**Task description**
Go through the listing below and gather every line with the word "name".

--------------------------------

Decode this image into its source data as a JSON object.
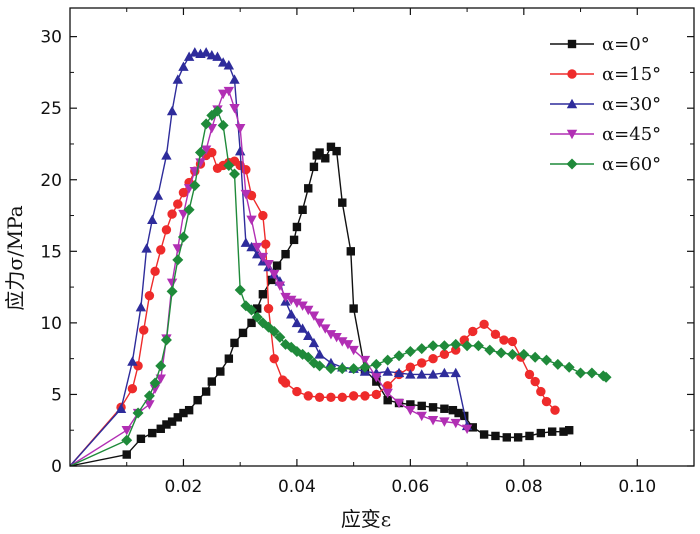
{
  "chart_data": {
    "type": "line",
    "title": "",
    "xlabel": "应变ε",
    "ylabel": "应力σ/MPa",
    "xlim": [
      0,
      0.11
    ],
    "ylim": [
      0,
      32
    ],
    "xticks": [
      0.02,
      0.04,
      0.06,
      0.08,
      0.1
    ],
    "xtick_labels": [
      "0.02",
      "0.04",
      "0.06",
      "0.08",
      "0.10"
    ],
    "yticks": [
      0,
      5,
      10,
      15,
      20,
      25,
      30
    ],
    "ytick_labels": [
      "0",
      "5",
      "10",
      "15",
      "20",
      "25",
      "30"
    ],
    "legend_position": "top-right",
    "series": [
      {
        "name": "α=0°",
        "color": "#111111",
        "marker": "square",
        "points": [
          [
            0,
            0
          ],
          [
            0.01,
            0.8
          ],
          [
            0.0125,
            1.9
          ],
          [
            0.0145,
            2.3
          ],
          [
            0.016,
            2.6
          ],
          [
            0.017,
            2.9
          ],
          [
            0.018,
            3.1
          ],
          [
            0.019,
            3.4
          ],
          [
            0.02,
            3.7
          ],
          [
            0.021,
            3.9
          ],
          [
            0.0225,
            4.6
          ],
          [
            0.024,
            5.2
          ],
          [
            0.025,
            5.9
          ],
          [
            0.0265,
            6.6
          ],
          [
            0.028,
            7.5
          ],
          [
            0.029,
            8.6
          ],
          [
            0.0305,
            9.3
          ],
          [
            0.032,
            10.0
          ],
          [
            0.033,
            11.0
          ],
          [
            0.034,
            12.0
          ],
          [
            0.0355,
            13.0
          ],
          [
            0.0365,
            14.0
          ],
          [
            0.038,
            14.8
          ],
          [
            0.0395,
            15.8
          ],
          [
            0.04,
            16.7
          ],
          [
            0.041,
            17.9
          ],
          [
            0.042,
            19.4
          ],
          [
            0.043,
            20.9
          ],
          [
            0.0435,
            21.7
          ],
          [
            0.044,
            21.9
          ],
          [
            0.045,
            21.5
          ],
          [
            0.046,
            22.3
          ],
          [
            0.047,
            22.0
          ],
          [
            0.048,
            18.4
          ],
          [
            0.0495,
            15.0
          ],
          [
            0.05,
            11.0
          ],
          [
            0.052,
            6.7
          ],
          [
            0.054,
            5.9
          ],
          [
            0.056,
            4.6
          ],
          [
            0.058,
            4.4
          ],
          [
            0.06,
            4.3
          ],
          [
            0.062,
            4.2
          ],
          [
            0.064,
            4.1
          ],
          [
            0.066,
            4.0
          ],
          [
            0.0675,
            3.9
          ],
          [
            0.0685,
            3.7
          ],
          [
            0.0695,
            3.5
          ],
          [
            0.071,
            2.7
          ],
          [
            0.073,
            2.2
          ],
          [
            0.075,
            2.1
          ],
          [
            0.077,
            2.0
          ],
          [
            0.079,
            2.0
          ],
          [
            0.081,
            2.1
          ],
          [
            0.083,
            2.3
          ],
          [
            0.085,
            2.4
          ],
          [
            0.087,
            2.4
          ],
          [
            0.088,
            2.5
          ]
        ]
      },
      {
        "name": "α=15°",
        "color": "#ee2b2b",
        "marker": "circle",
        "points": [
          [
            0,
            0
          ],
          [
            0.009,
            4.1
          ],
          [
            0.011,
            5.4
          ],
          [
            0.012,
            7.0
          ],
          [
            0.013,
            9.5
          ],
          [
            0.014,
            11.9
          ],
          [
            0.015,
            13.6
          ],
          [
            0.016,
            15.1
          ],
          [
            0.017,
            16.5
          ],
          [
            0.018,
            17.6
          ],
          [
            0.019,
            18.3
          ],
          [
            0.02,
            19.1
          ],
          [
            0.021,
            19.8
          ],
          [
            0.022,
            20.6
          ],
          [
            0.023,
            21.1
          ],
          [
            0.024,
            21.7
          ],
          [
            0.025,
            21.9
          ],
          [
            0.026,
            20.8
          ],
          [
            0.027,
            21.0
          ],
          [
            0.028,
            21.2
          ],
          [
            0.029,
            21.3
          ],
          [
            0.03,
            21.0
          ],
          [
            0.031,
            20.7
          ],
          [
            0.032,
            18.9
          ],
          [
            0.034,
            17.5
          ],
          [
            0.0345,
            15.5
          ],
          [
            0.035,
            11.0
          ],
          [
            0.036,
            7.5
          ],
          [
            0.0375,
            6.0
          ],
          [
            0.038,
            5.8
          ],
          [
            0.04,
            5.2
          ],
          [
            0.042,
            4.9
          ],
          [
            0.044,
            4.8
          ],
          [
            0.046,
            4.8
          ],
          [
            0.048,
            4.8
          ],
          [
            0.05,
            4.9
          ],
          [
            0.052,
            4.9
          ],
          [
            0.054,
            5.0
          ],
          [
            0.056,
            5.6
          ],
          [
            0.058,
            6.4
          ],
          [
            0.06,
            6.9
          ],
          [
            0.062,
            7.2
          ],
          [
            0.064,
            7.5
          ],
          [
            0.066,
            7.8
          ],
          [
            0.068,
            8.1
          ],
          [
            0.0695,
            8.8
          ],
          [
            0.071,
            9.4
          ],
          [
            0.073,
            9.9
          ],
          [
            0.075,
            9.2
          ],
          [
            0.0765,
            8.8
          ],
          [
            0.078,
            8.7
          ],
          [
            0.0795,
            7.6
          ],
          [
            0.081,
            6.4
          ],
          [
            0.082,
            5.9
          ],
          [
            0.083,
            5.2
          ],
          [
            0.084,
            4.5
          ],
          [
            0.0855,
            3.9
          ]
        ]
      },
      {
        "name": "α=30°",
        "color": "#2e2c9b",
        "marker": "triangle-up",
        "points": [
          [
            0,
            0
          ],
          [
            0.009,
            4.0
          ],
          [
            0.011,
            7.3
          ],
          [
            0.0125,
            11.1
          ],
          [
            0.0135,
            15.2
          ],
          [
            0.0145,
            17.2
          ],
          [
            0.0155,
            18.9
          ],
          [
            0.017,
            21.7
          ],
          [
            0.018,
            24.8
          ],
          [
            0.019,
            27.0
          ],
          [
            0.02,
            27.9
          ],
          [
            0.021,
            28.6
          ],
          [
            0.022,
            28.9
          ],
          [
            0.023,
            28.8
          ],
          [
            0.024,
            28.9
          ],
          [
            0.025,
            28.7
          ],
          [
            0.026,
            28.6
          ],
          [
            0.027,
            28.2
          ],
          [
            0.028,
            28.0
          ],
          [
            0.029,
            27.0
          ],
          [
            0.03,
            22.0
          ],
          [
            0.031,
            15.6
          ],
          [
            0.032,
            15.3
          ],
          [
            0.033,
            14.8
          ],
          [
            0.034,
            14.3
          ],
          [
            0.035,
            13.9
          ],
          [
            0.036,
            13.4
          ],
          [
            0.037,
            12.9
          ],
          [
            0.038,
            11.5
          ],
          [
            0.039,
            10.6
          ],
          [
            0.04,
            10.0
          ],
          [
            0.041,
            9.6
          ],
          [
            0.042,
            9.1
          ],
          [
            0.043,
            8.6
          ],
          [
            0.044,
            7.8
          ],
          [
            0.046,
            7.2
          ],
          [
            0.048,
            6.9
          ],
          [
            0.05,
            6.8
          ],
          [
            0.052,
            6.6
          ],
          [
            0.054,
            6.5
          ],
          [
            0.056,
            6.6
          ],
          [
            0.058,
            6.5
          ],
          [
            0.06,
            6.4
          ],
          [
            0.062,
            6.4
          ],
          [
            0.064,
            6.4
          ],
          [
            0.066,
            6.5
          ],
          [
            0.068,
            6.5
          ],
          [
            0.07,
            2.8
          ]
        ]
      },
      {
        "name": "α=45°",
        "color": "#b12fb4",
        "marker": "triangle-down",
        "points": [
          [
            0,
            0
          ],
          [
            0.01,
            2.5
          ],
          [
            0.012,
            3.7
          ],
          [
            0.014,
            4.3
          ],
          [
            0.015,
            5.4
          ],
          [
            0.016,
            6.1
          ],
          [
            0.017,
            8.9
          ],
          [
            0.018,
            12.8
          ],
          [
            0.019,
            15.2
          ],
          [
            0.02,
            17.6
          ],
          [
            0.021,
            19.4
          ],
          [
            0.022,
            20.6
          ],
          [
            0.023,
            21.2
          ],
          [
            0.024,
            22.1
          ],
          [
            0.025,
            23.6
          ],
          [
            0.026,
            24.9
          ],
          [
            0.027,
            26.0
          ],
          [
            0.028,
            26.2
          ],
          [
            0.029,
            25.0
          ],
          [
            0.03,
            23.6
          ],
          [
            0.031,
            19.0
          ],
          [
            0.032,
            17.2
          ],
          [
            0.033,
            15.3
          ],
          [
            0.034,
            14.6
          ],
          [
            0.035,
            14.1
          ],
          [
            0.036,
            13.4
          ],
          [
            0.037,
            12.6
          ],
          [
            0.038,
            11.8
          ],
          [
            0.039,
            11.6
          ],
          [
            0.04,
            11.4
          ],
          [
            0.041,
            11.2
          ],
          [
            0.042,
            10.9
          ],
          [
            0.043,
            10.5
          ],
          [
            0.044,
            10.0
          ],
          [
            0.045,
            9.6
          ],
          [
            0.046,
            9.2
          ],
          [
            0.047,
            9.0
          ],
          [
            0.048,
            8.7
          ],
          [
            0.049,
            8.5
          ],
          [
            0.05,
            8.1
          ],
          [
            0.052,
            7.4
          ],
          [
            0.054,
            6.2
          ],
          [
            0.056,
            5.1
          ],
          [
            0.058,
            4.4
          ],
          [
            0.06,
            3.9
          ],
          [
            0.062,
            3.5
          ],
          [
            0.064,
            3.2
          ],
          [
            0.066,
            3.1
          ],
          [
            0.068,
            3.0
          ],
          [
            0.07,
            2.6
          ]
        ]
      },
      {
        "name": "α=60°",
        "color": "#1f8a3a",
        "marker": "diamond",
        "points": [
          [
            0,
            0
          ],
          [
            0.01,
            1.8
          ],
          [
            0.012,
            3.7
          ],
          [
            0.014,
            4.9
          ],
          [
            0.015,
            5.8
          ],
          [
            0.016,
            7.0
          ],
          [
            0.017,
            8.8
          ],
          [
            0.018,
            12.2
          ],
          [
            0.019,
            14.4
          ],
          [
            0.02,
            16.0
          ],
          [
            0.021,
            17.9
          ],
          [
            0.022,
            19.6
          ],
          [
            0.023,
            21.9
          ],
          [
            0.024,
            23.9
          ],
          [
            0.025,
            24.5
          ],
          [
            0.026,
            24.8
          ],
          [
            0.027,
            23.8
          ],
          [
            0.028,
            21.0
          ],
          [
            0.029,
            20.4
          ],
          [
            0.03,
            12.3
          ],
          [
            0.031,
            11.2
          ],
          [
            0.032,
            10.9
          ],
          [
            0.033,
            10.4
          ],
          [
            0.034,
            10.0
          ],
          [
            0.035,
            9.7
          ],
          [
            0.036,
            9.4
          ],
          [
            0.037,
            9.0
          ],
          [
            0.038,
            8.5
          ],
          [
            0.039,
            8.3
          ],
          [
            0.04,
            8.0
          ],
          [
            0.041,
            7.8
          ],
          [
            0.042,
            7.6
          ],
          [
            0.043,
            7.2
          ],
          [
            0.044,
            7.0
          ],
          [
            0.046,
            6.8
          ],
          [
            0.048,
            6.8
          ],
          [
            0.05,
            6.8
          ],
          [
            0.052,
            6.9
          ],
          [
            0.054,
            7.1
          ],
          [
            0.056,
            7.4
          ],
          [
            0.058,
            7.7
          ],
          [
            0.06,
            8.0
          ],
          [
            0.062,
            8.2
          ],
          [
            0.064,
            8.4
          ],
          [
            0.066,
            8.4
          ],
          [
            0.068,
            8.5
          ],
          [
            0.07,
            8.4
          ],
          [
            0.072,
            8.4
          ],
          [
            0.074,
            8.1
          ],
          [
            0.076,
            7.9
          ],
          [
            0.078,
            7.8
          ],
          [
            0.08,
            7.8
          ],
          [
            0.082,
            7.6
          ],
          [
            0.084,
            7.4
          ],
          [
            0.086,
            7.1
          ],
          [
            0.088,
            6.9
          ],
          [
            0.09,
            6.5
          ],
          [
            0.092,
            6.5
          ],
          [
            0.094,
            6.3
          ],
          [
            0.0945,
            6.2
          ]
        ]
      }
    ]
  }
}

--------------------------------

**The output**
        "name": "α=0°",
        "name": "α=15°",
        "name": "α=30°",
        "name": "α=45°",
        "name": "α=60°",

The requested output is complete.